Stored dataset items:
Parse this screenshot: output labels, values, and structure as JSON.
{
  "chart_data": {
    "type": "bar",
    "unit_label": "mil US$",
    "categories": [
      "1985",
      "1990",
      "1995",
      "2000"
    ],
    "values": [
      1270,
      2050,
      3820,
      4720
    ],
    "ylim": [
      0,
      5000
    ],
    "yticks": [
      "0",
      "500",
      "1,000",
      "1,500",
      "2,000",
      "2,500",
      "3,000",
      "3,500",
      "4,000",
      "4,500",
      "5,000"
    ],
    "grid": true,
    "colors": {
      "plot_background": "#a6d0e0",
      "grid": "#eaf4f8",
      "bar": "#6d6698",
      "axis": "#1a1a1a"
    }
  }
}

• WHAT YOU SHOULD DO: From the records above, extract every entry verbatim.

• RIGHT ANSWER:
Parse this screenshot: output labels, values, and structure as JSON.
{
  "chart_data": {
    "type": "bar",
    "unit_label": "mil US$",
    "categories": [
      "1985",
      "1990",
      "1995",
      "2000"
    ],
    "values": [
      1270,
      2050,
      3820,
      4720
    ],
    "ylim": [
      0,
      5000
    ],
    "yticks": [
      "0",
      "500",
      "1,000",
      "1,500",
      "2,000",
      "2,500",
      "3,000",
      "3,500",
      "4,000",
      "4,500",
      "5,000"
    ],
    "grid": true,
    "colors": {
      "plot_background": "#a6d0e0",
      "grid": "#eaf4f8",
      "bar": "#6d6698",
      "axis": "#1a1a1a"
    }
  }
}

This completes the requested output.